◆ Directions for this task ◆
Reading the listing below, count the lines that contain the word "also" and give that count alone.

◆ Extracted records ◆
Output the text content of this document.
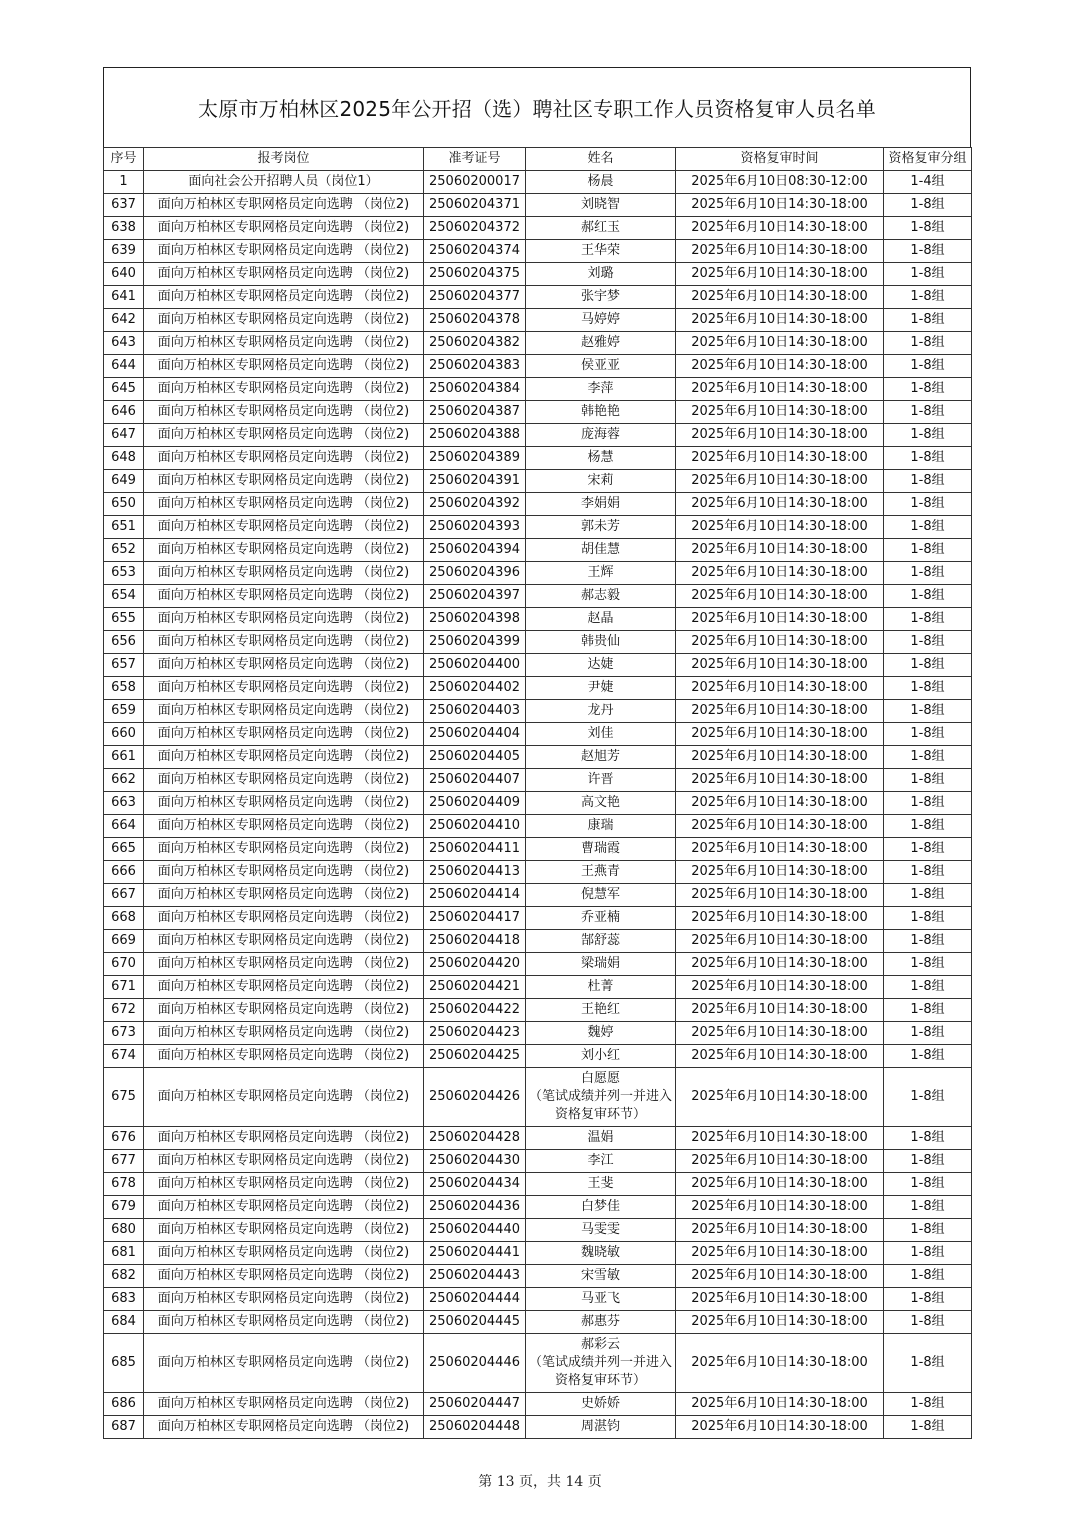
太原市万柏林区2025年公开招（选）聘社区专职工作人员资格复审人员名单
序号	报考岗位	准考证号	姓名	资格复审时间	资格复审分组
1	面向社会公开招聘人员（岗位1）	25060200017	杨晨	2025年6月10日08:30-12:00	1-4组
637	面向万柏林区专职网格员定向选聘 （岗位2)	25060204371	刘晓智	2025年6月10日14:30-18:00	1-8组
638	面向万柏林区专职网格员定向选聘 （岗位2)	25060204372	郝红玉	2025年6月10日14:30-18:00	1-8组
639	面向万柏林区专职网格员定向选聘 （岗位2)	25060204374	王华荣	2025年6月10日14:30-18:00	1-8组
640	面向万柏林区专职网格员定向选聘 （岗位2)	25060204375	刘璐	2025年6月10日14:30-18:00	1-8组
641	面向万柏林区专职网格员定向选聘 （岗位2)	25060204377	张宇梦	2025年6月10日14:30-18:00	1-8组
642	面向万柏林区专职网格员定向选聘 （岗位2)	25060204378	马婷婷	2025年6月10日14:30-18:00	1-8组
643	面向万柏林区专职网格员定向选聘 （岗位2)	25060204382	赵雅婷	2025年6月10日14:30-18:00	1-8组
644	面向万柏林区专职网格员定向选聘 （岗位2)	25060204383	侯亚亚	2025年6月10日14:30-18:00	1-8组
645	面向万柏林区专职网格员定向选聘 （岗位2)	25060204384	李萍	2025年6月10日14:30-18:00	1-8组
646	面向万柏林区专职网格员定向选聘 （岗位2)	25060204387	韩艳艳	2025年6月10日14:30-18:00	1-8组
647	面向万柏林区专职网格员定向选聘 （岗位2)	25060204388	庞海蓉	2025年6月10日14:30-18:00	1-8组
648	面向万柏林区专职网格员定向选聘 （岗位2)	25060204389	杨慧	2025年6月10日14:30-18:00	1-8组
649	面向万柏林区专职网格员定向选聘 （岗位2)	25060204391	宋莉	2025年6月10日14:30-18:00	1-8组
650	面向万柏林区专职网格员定向选聘 （岗位2)	25060204392	李娟娟	2025年6月10日14:30-18:00	1-8组
651	面向万柏林区专职网格员定向选聘 （岗位2)	25060204393	郭未芳	2025年6月10日14:30-18:00	1-8组
652	面向万柏林区专职网格员定向选聘 （岗位2)	25060204394	胡佳慧	2025年6月10日14:30-18:00	1-8组
653	面向万柏林区专职网格员定向选聘 （岗位2)	25060204396	王辉	2025年6月10日14:30-18:00	1-8组
654	面向万柏林区专职网格员定向选聘 （岗位2)	25060204397	郝志毅	2025年6月10日14:30-18:00	1-8组
655	面向万柏林区专职网格员定向选聘 （岗位2)	25060204398	赵晶	2025年6月10日14:30-18:00	1-8组
656	面向万柏林区专职网格员定向选聘 （岗位2)	25060204399	韩贵仙	2025年6月10日14:30-18:00	1-8组
657	面向万柏林区专职网格员定向选聘 （岗位2)	25060204400	达婕	2025年6月10日14:30-18:00	1-8组
658	面向万柏林区专职网格员定向选聘 （岗位2)	25060204402	尹婕	2025年6月10日14:30-18:00	1-8组
659	面向万柏林区专职网格员定向选聘 （岗位2)	25060204403	龙丹	2025年6月10日14:30-18:00	1-8组
660	面向万柏林区专职网格员定向选聘 （岗位2)	25060204404	刘佳	2025年6月10日14:30-18:00	1-8组
661	面向万柏林区专职网格员定向选聘 （岗位2)	25060204405	赵旭芳	2025年6月10日14:30-18:00	1-8组
662	面向万柏林区专职网格员定向选聘 （岗位2)	25060204407	许晋	2025年6月10日14:30-18:00	1-8组
663	面向万柏林区专职网格员定向选聘 （岗位2)	25060204409	高文艳	2025年6月10日14:30-18:00	1-8组
664	面向万柏林区专职网格员定向选聘 （岗位2)	25060204410	康瑞	2025年6月10日14:30-18:00	1-8组
665	面向万柏林区专职网格员定向选聘 （岗位2)	25060204411	曹瑞霞	2025年6月10日14:30-18:00	1-8组
666	面向万柏林区专职网格员定向选聘 （岗位2)	25060204413	王燕青	2025年6月10日14:30-18:00	1-8组
667	面向万柏林区专职网格员定向选聘 （岗位2)	25060204414	倪慧军	2025年6月10日14:30-18:00	1-8组
668	面向万柏林区专职网格员定向选聘 （岗位2)	25060204417	乔亚楠	2025年6月10日14:30-18:00	1-8组
669	面向万柏林区专职网格员定向选聘 （岗位2)	25060204418	郜舒蕊	2025年6月10日14:30-18:00	1-8组
670	面向万柏林区专职网格员定向选聘 （岗位2)	25060204420	梁瑞娟	2025年6月10日14:30-18:00	1-8组
671	面向万柏林区专职网格员定向选聘 （岗位2)	25060204421	杜菁	2025年6月10日14:30-18:00	1-8组
672	面向万柏林区专职网格员定向选聘 （岗位2)	25060204422	王艳红	2025年6月10日14:30-18:00	1-8组
673	面向万柏林区专职网格员定向选聘 （岗位2)	25060204423	魏婷	2025年6月10日14:30-18:00	1-8组
674	面向万柏林区专职网格员定向选聘 （岗位2)	25060204425	刘小红	2025年6月10日14:30-18:00	1-8组
675	面向万柏林区专职网格员定向选聘 （岗位2)	25060204426	白愿愿
（笔试成绩并列一并进入资格复审环节）	2025年6月10日14:30-18:00	1-8组
676	面向万柏林区专职网格员定向选聘 （岗位2)	25060204428	温娟	2025年6月10日14:30-18:00	1-8组
677	面向万柏林区专职网格员定向选聘 （岗位2)	25060204430	李江	2025年6月10日14:30-18:00	1-8组
678	面向万柏林区专职网格员定向选聘 （岗位2)	25060204434	王斐	2025年6月10日14:30-18:00	1-8组
679	面向万柏林区专职网格员定向选聘 （岗位2)	25060204436	白梦佳	2025年6月10日14:30-18:00	1-8组
680	面向万柏林区专职网格员定向选聘 （岗位2)	25060204440	马雯雯	2025年6月10日14:30-18:00	1-8组
681	面向万柏林区专职网格员定向选聘 （岗位2)	25060204441	魏晓敏	2025年6月10日14:30-18:00	1-8组
682	面向万柏林区专职网格员定向选聘 （岗位2)	25060204443	宋雪敏	2025年6月10日14:30-18:00	1-8组
683	面向万柏林区专职网格员定向选聘 （岗位2)	25060204444	马亚飞	2025年6月10日14:30-18:00	1-8组
684	面向万柏林区专职网格员定向选聘 （岗位2)	25060204445	郝惠芬	2025年6月10日14:30-18:00	1-8组
685	面向万柏林区专职网格员定向选聘 （岗位2)	25060204446	郝彩云
（笔试成绩并列一并进入资格复审环节）	2025年6月10日14:30-18:00	1-8组
686	面向万柏林区专职网格员定向选聘 （岗位2)	25060204447	史娇娇	2025年6月10日14:30-18:00	1-8组
687	面向万柏林区专职网格员定向选聘 （岗位2)	25060204448	周湛钧	2025年6月10日14:30-18:00	1-8组
第 13 页，共 14 页
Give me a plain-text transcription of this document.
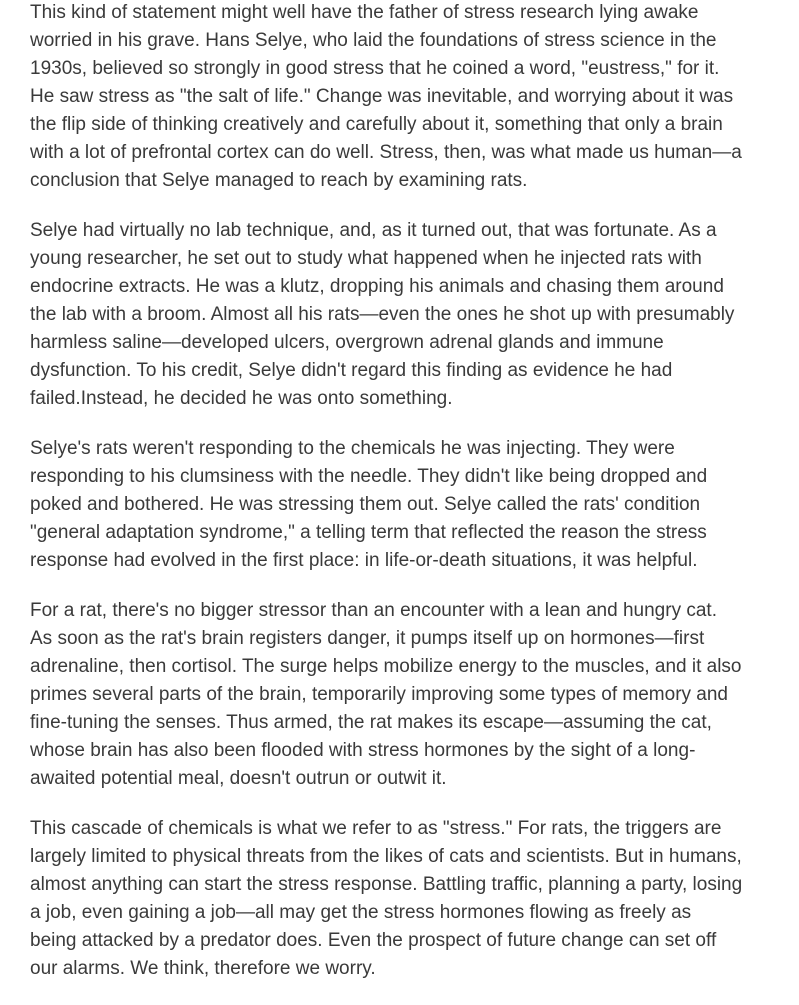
This kind of statement might well have the father of stress research lying awake
worried in his grave. Hans Selye, who laid the foundations of stress science in the
1930s, believed so strongly in good stress that he coined a word, "eustress," for it.
He saw stress as "the salt of life." Change was inevitable, and worrying about it was
the flip side of thinking creatively and carefully about it, something that only a brain
with a lot of prefrontal cortex can do well. Stress, then, was what made us human—a
conclusion that Selye managed to reach by examining rats.

Selye had virtually no lab technique, and, as it turned out, that was fortunate. As a
young researcher, he set out to study what happened when he injected rats with
endocrine extracts. He was a klutz, dropping his animals and chasing them around
the lab with a broom. Almost all his rats—even the ones he shot up with presumably
harmless saline—developed ulcers, overgrown adrenal glands and immune
dysfunction. To his credit, Selye didn't regard this finding as evidence he had
failed.Instead, he decided he was onto something.

Selye's rats weren't responding to the chemicals he was injecting. They were
responding to his clumsiness with the needle. They didn't like being dropped and
poked and bothered. He was stressing them out. Selye called the rats' condition
"general adaptation syndrome," a telling term that reflected the reason the stress
response had evolved in the first place: in life-or-death situations, it was helpful.

For a rat, there's no bigger stressor than an encounter with a lean and hungry cat.
As soon as the rat's brain registers danger, it pumps itself up on hormones—first
adrenaline, then cortisol. The surge helps mobilize energy to the muscles, and it also
primes several parts of the brain, temporarily improving some types of memory and
fine-tuning the senses. Thus armed, the rat makes its escape—assuming the cat,
whose brain has also been flooded with stress hormones by the sight of a long-
awaited potential meal, doesn't outrun or outwit it.

This cascade of chemicals is what we refer to as "stress." For rats, the triggers are
largely limited to physical threats from the likes of cats and scientists. But in humans,
almost anything can start the stress response. Battling traffic, planning a party, losing
a job, even gaining a job—all may get the stress hormones flowing as freely as
being attacked by a predator does. Even the prospect of future change can set off
our alarms. We think, therefore we worry.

◆ Full solution ◆
2